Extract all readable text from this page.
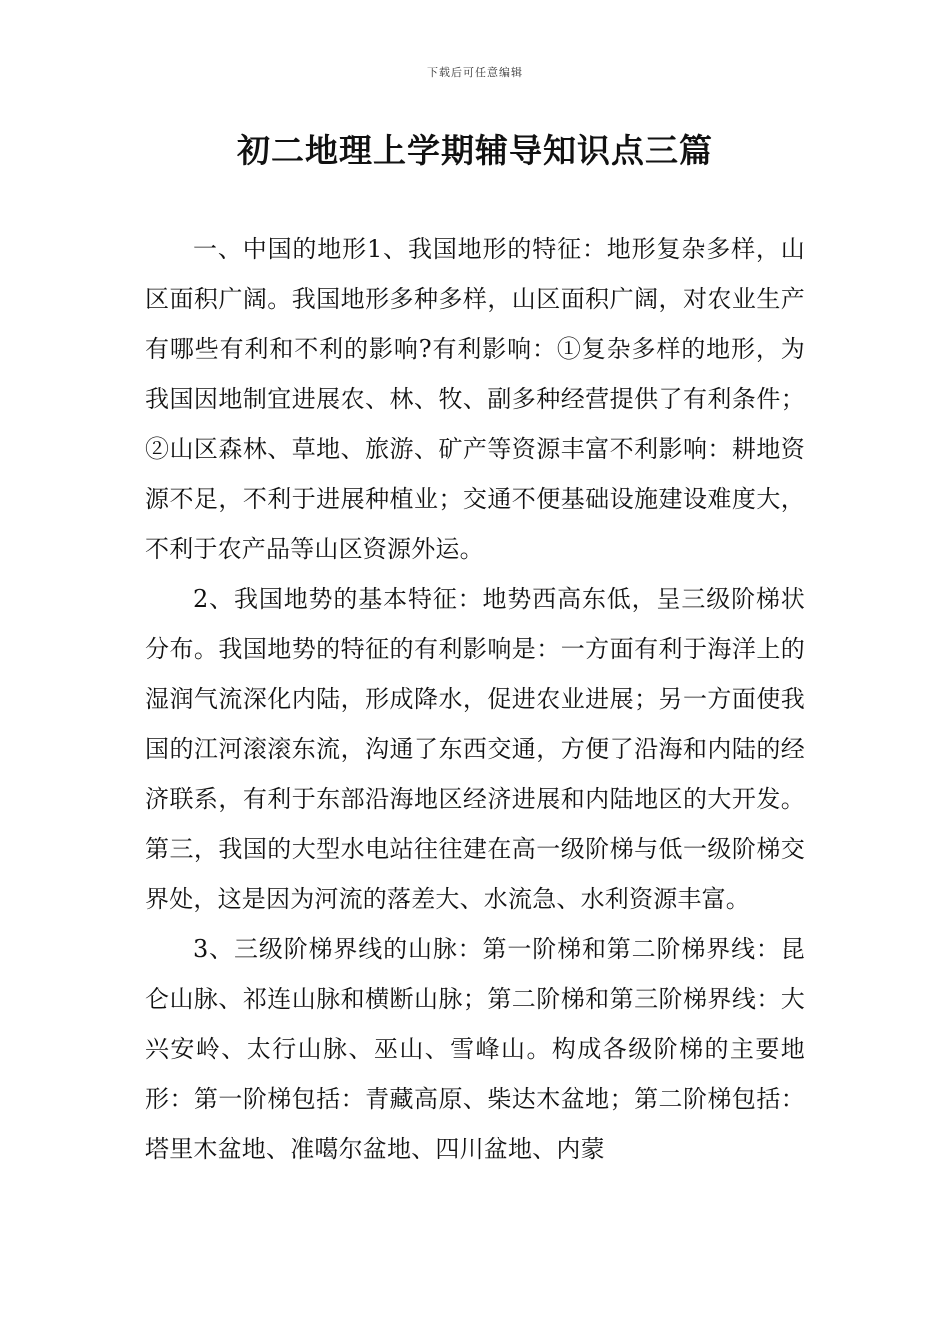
下载后可任意编辑
初二地理上学期辅导知识点三篇

一、中国的地形1、我国地形的特征：地形复杂多样，山区面积广阔。我国地形多种多样，山区面积广阔，对农业生产有哪些有利和不利的影响?有利影响：①复杂多样的地形，为我国因地制宜进展农、林、牧、副多种经营提供了有利条件；②山区森林、草地、旅游、矿产等资源丰富不利影响：耕地资源不足，不利于进展种植业；交通不便基础设施建设难度大，不利于农产品等山区资源外运。

2、我国地势的基本特征：地势西高东低，呈三级阶梯状分布。我国地势的特征的有利影响是：一方面有利于海洋上的湿润气流深化内陆，形成降水，促进农业进展；另一方面使我国的江河滚滚东流，沟通了东西交通，方便了沿海和内陆的经济联系，有利于东部沿海地区经济进展和内陆地区的大开发。第三，我国的大型水电站往往建在高一级阶梯与低一级阶梯交界处，这是因为河流的落差大、水流急、水利资源丰富。

3、三级阶梯界线的山脉：第一阶梯和第二阶梯界线：昆仑山脉、祁连山脉和横断山脉；第二阶梯和第三阶梯界线：大兴安岭、太行山脉、巫山、雪峰山。构成各级阶梯的主要地形：第一阶梯包括：青藏高原、柴达木盆地；第二阶梯包括：塔里木盆地、准噶尔盆地、四川盆地、内蒙
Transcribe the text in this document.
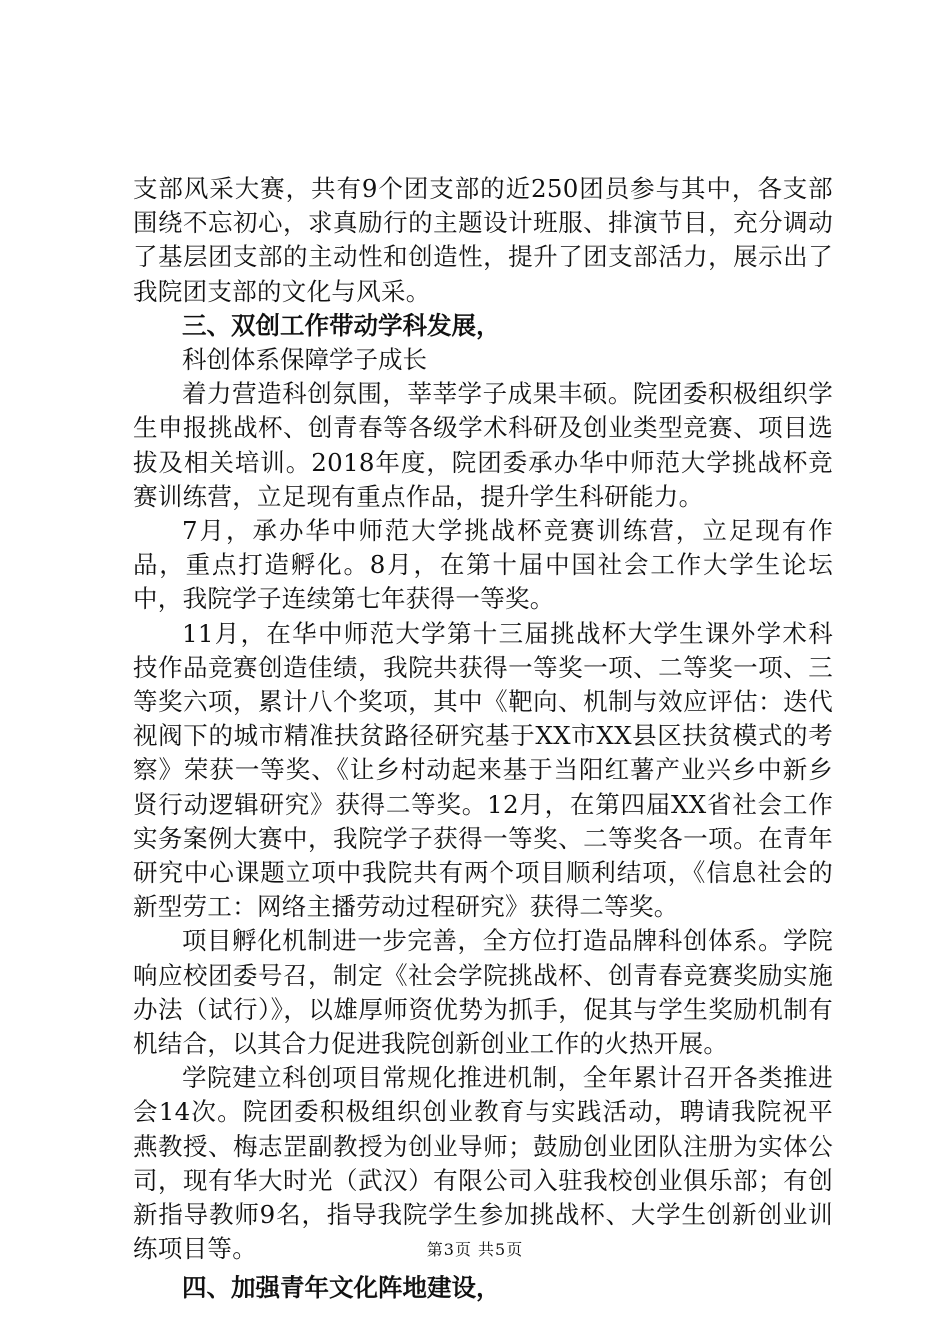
支部风采大赛，共有9个团支部的近250团员参与其中，各支部围绕不忘初心，求真励行的主题设计班服、排演节目，充分调动了基层团支部的主动性和创造性，提升了团支部活力，展示出了我院团支部的文化与风采。

三、双创工作带动学科发展，

科创体系保障学子成长

着力营造科创氛围，莘莘学子成果丰硕。院团委积极组织学生申报挑战杯、创青春等各级学术科研及创业类型竞赛、项目选拔及相关培训。2018年度，院团委承办华中师范大学挑战杯竞赛训练营，立足现有重点作品，提升学生科研能力。

7月，承办华中师范大学挑战杯竞赛训练营，立足现有作品，重点打造孵化。8月，在第十届中国社会工作大学生论坛中，我院学子连续第七年获得一等奖。

11月，在华中师范大学第十三届挑战杯大学生课外学术科技作品竞赛创造佳绩，我院共获得一等奖一项、二等奖一项、三等奖六项，累计八个奖项，其中《靶向、机制与效应评估：迭代视阀下的城市精准扶贫路径研究基于XX市XX县区扶贫模式的考察》荣获一等奖、《让乡村动起来基于当阳红薯产业兴乡中新乡贤行动逻辑研究》获得二等奖。12月，在第四届XX省社会工作实务案例大赛中，我院学子获得一等奖、二等奖各一项。在青年研究中心课题立项中我院共有两个项目顺利结项，《信息社会的新型劳工：网络主播劳动过程研究》获得二等奖。

项目孵化机制进一步完善，全方位打造品牌科创体系。学院响应校团委号召，制定《社会学院挑战杯、创青春竞赛奖励实施办法（试行）》，以雄厚师资优势为抓手，促其与学生奖励机制有机结合，以其合力促进我院创新创业工作的火热开展。

学院建立科创项目常规化推进机制，全年累计召开各类推进会14次。院团委积极组织创业教育与实践活动，聘请我院祝平燕教授、梅志罡副教授为创业导师；鼓励创业团队注册为实体公司，现有华大时光（武汉）有限公司入驻我校创业俱乐部；有创新指导教师9名，指导我院学生参加挑战杯、大学生创新创业训练项目等。

四、加强青年文化阵地建设，

第3页 共5页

☆ ☆ ☆ ☆ ☆ ☆ ☆

*What needs to be done*:
Leave out the pictures and give the rest of the records again exactly.

*Answer for this exercise*:
Extract all readable text from this page.
下载后可任意编辑
初二地理上学期辅导知识点三篇

一、中国的地形1、我国地形的特征：地形复杂多样，山区面积广阔。我国地形多种多样，山区面积广阔，对农业生产有哪些有利和不利的影响?有利影响：①复杂多样的地形，为我国因地制宜进展农、林、牧、副多种经营提供了有利条件；②山区森林、草地、旅游、矿产等资源丰富不利影响：耕地资源不足，不利于进展种植业；交通不便基础设施建设难度大，不利于农产品等山区资源外运。

2、我国地势的基本特征：地势西高东低，呈三级阶梯状分布。我国地势的特征的有利影响是：一方面有利于海洋上的湿润气流深化内陆，形成降水，促进农业进展；另一方面使我国的江河滚滚东流，沟通了东西交通，方便了沿海和内陆的经济联系，有利于东部沿海地区经济进展和内陆地区的大开发。第三，我国的大型水电站往往建在高一级阶梯与低一级阶梯交界处，这是因为河流的落差大、水流急、水利资源丰富。

3、三级阶梯界线的山脉：第一阶梯和第二阶梯界线：昆仑山脉、祁连山脉和横断山脉；第二阶梯和第三阶梯界线：大兴安岭、太行山脉、巫山、雪峰山。构成各级阶梯的主要地形：第一阶梯包括：青藏高原、柴达木盆地；第二阶梯包括：塔里木盆地、准噶尔盆地、四川盆地、内蒙
Transcribe the text in this document.
支部风采大赛，共有9个团支部的近250团员参与其中，各支部围绕不忘初心，求真励行的主题设计班服、排演节目，充分调动了基层团支部的主动性和创造性，提升了团支部活力，展示出了我院团支部的文化与风采。

三、双创工作带动学科发展，

科创体系保障学子成长

着力营造科创氛围，莘莘学子成果丰硕。院团委积极组织学生申报挑战杯、创青春等各级学术科研及创业类型竞赛、项目选拔及相关培训。2018年度，院团委承办华中师范大学挑战杯竞赛训练营，立足现有重点作品，提升学生科研能力。

7月，承办华中师范大学挑战杯竞赛训练营，立足现有作品，重点打造孵化。8月，在第十届中国社会工作大学生论坛中，我院学子连续第七年获得一等奖。

11月，在华中师范大学第十三届挑战杯大学生课外学术科技作品竞赛创造佳绩，我院共获得一等奖一项、二等奖一项、三等奖六项，累计八个奖项，其中《靶向、机制与效应评估：迭代视阀下的城市精准扶贫路径研究基于XX市XX县区扶贫模式的考察》荣获一等奖、《让乡村动起来基于当阳红薯产业兴乡中新乡贤行动逻辑研究》获得二等奖。12月，在第四届XX省社会工作实务案例大赛中，我院学子获得一等奖、二等奖各一项。在青年研究中心课题立项中我院共有两个项目顺利结项，《信息社会的新型劳工：网络主播劳动过程研究》获得二等奖。

项目孵化机制进一步完善，全方位打造品牌科创体系。学院响应校团委号召，制定《社会学院挑战杯、创青春竞赛奖励实施办法（试行）》，以雄厚师资优势为抓手，促其与学生奖励机制有机结合，以其合力促进我院创新创业工作的火热开展。

学院建立科创项目常规化推进机制，全年累计召开各类推进会14次。院团委积极组织创业教育与实践活动，聘请我院祝平燕教授、梅志罡副教授为创业导师；鼓励创业团队注册为实体公司，现有华大时光（武汉）有限公司入驻我校创业俱乐部；有创新指导教师9名，指导我院学生参加挑战杯、大学生创新创业训练项目等。

四、加强青年文化阵地建设，

第3页 共5页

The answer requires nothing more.